--- Start of DATA ROWS ---

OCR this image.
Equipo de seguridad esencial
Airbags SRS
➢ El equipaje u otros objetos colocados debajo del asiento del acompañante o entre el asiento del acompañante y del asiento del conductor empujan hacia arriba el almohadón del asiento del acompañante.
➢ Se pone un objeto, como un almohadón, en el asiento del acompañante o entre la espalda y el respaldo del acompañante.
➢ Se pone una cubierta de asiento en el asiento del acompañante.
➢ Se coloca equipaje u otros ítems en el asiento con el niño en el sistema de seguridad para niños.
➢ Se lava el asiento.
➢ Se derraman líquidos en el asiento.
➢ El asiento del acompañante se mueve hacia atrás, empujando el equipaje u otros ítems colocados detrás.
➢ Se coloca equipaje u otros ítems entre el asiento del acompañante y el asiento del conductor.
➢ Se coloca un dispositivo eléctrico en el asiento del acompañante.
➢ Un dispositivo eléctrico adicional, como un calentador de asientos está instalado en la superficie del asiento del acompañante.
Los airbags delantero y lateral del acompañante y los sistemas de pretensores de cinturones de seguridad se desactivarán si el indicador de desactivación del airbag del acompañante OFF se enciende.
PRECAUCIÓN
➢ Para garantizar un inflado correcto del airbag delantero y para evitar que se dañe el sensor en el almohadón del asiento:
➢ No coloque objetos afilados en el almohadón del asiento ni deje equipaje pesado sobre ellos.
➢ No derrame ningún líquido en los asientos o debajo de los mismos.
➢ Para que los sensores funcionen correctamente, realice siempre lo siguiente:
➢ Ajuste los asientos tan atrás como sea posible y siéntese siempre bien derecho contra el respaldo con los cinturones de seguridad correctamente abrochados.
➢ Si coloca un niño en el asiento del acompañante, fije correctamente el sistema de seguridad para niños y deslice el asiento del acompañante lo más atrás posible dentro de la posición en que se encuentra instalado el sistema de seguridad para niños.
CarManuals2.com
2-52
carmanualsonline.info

--- End of DATA ROWS ---

STATED TASK:
Repeat each record exactly, leaving nothing out.

OUTPUT OF THE TASK:
OCR this image.
Equipo de seguridad esencial
Airbags SRS
➢ El equipaje u otros objetos colocados debajo del asiento del acompañante o entre el asiento del acompañante y del asiento del conductor empujan hacia arriba el almohadón del asiento del acompañante.
➢ Se pone un objeto, como un almohadón, en el asiento del acompañante o entre la espalda y el respaldo del acompañante.
➢ Se pone una cubierta de asiento en el asiento del acompañante.
➢ Se coloca equipaje u otros ítems en el asiento con el niño en el sistema de seguridad para niños.
➢ Se lava el asiento.
➢ Se derraman líquidos en el asiento.
➢ El asiento del acompañante se mueve hacia atrás, empujando el equipaje u otros ítems colocados detrás.
➢ Se coloca equipaje u otros ítems entre el asiento del acompañante y el asiento del conductor.
➢ Se coloca un dispositivo eléctrico en el asiento del acompañante.
➢ Un dispositivo eléctrico adicional, como un calentador de asientos está instalado en la superficie del asiento del acompañante.
Los airbags delantero y lateral del acompañante y los sistemas de pretensores de cinturones de seguridad se desactivarán si el indicador de desactivación del airbag del acompañante OFF se enciende.
PRECAUCIÓN
➢ Para garantizar un inflado correcto del airbag delantero y para evitar que se dañe el sensor en el almohadón del asiento:
➢ No coloque objetos afilados en el almohadón del asiento ni deje equipaje pesado sobre ellos.
➢ No derrame ningún líquido en los asientos o debajo de los mismos.
➢ Para que los sensores funcionen correctamente, realice siempre lo siguiente:
➢ Ajuste los asientos tan atrás como sea posible y siéntese siempre bien derecho contra el respaldo con los cinturones de seguridad correctamente abrochados.
➢ Si coloca un niño en el asiento del acompañante, fije correctamente el sistema de seguridad para niños y deslice el asiento del acompañante lo más atrás posible dentro de la posición en que se encuentra instalado el sistema de seguridad para niños.
CarManuals2.com
2-52
carmanualsonline.info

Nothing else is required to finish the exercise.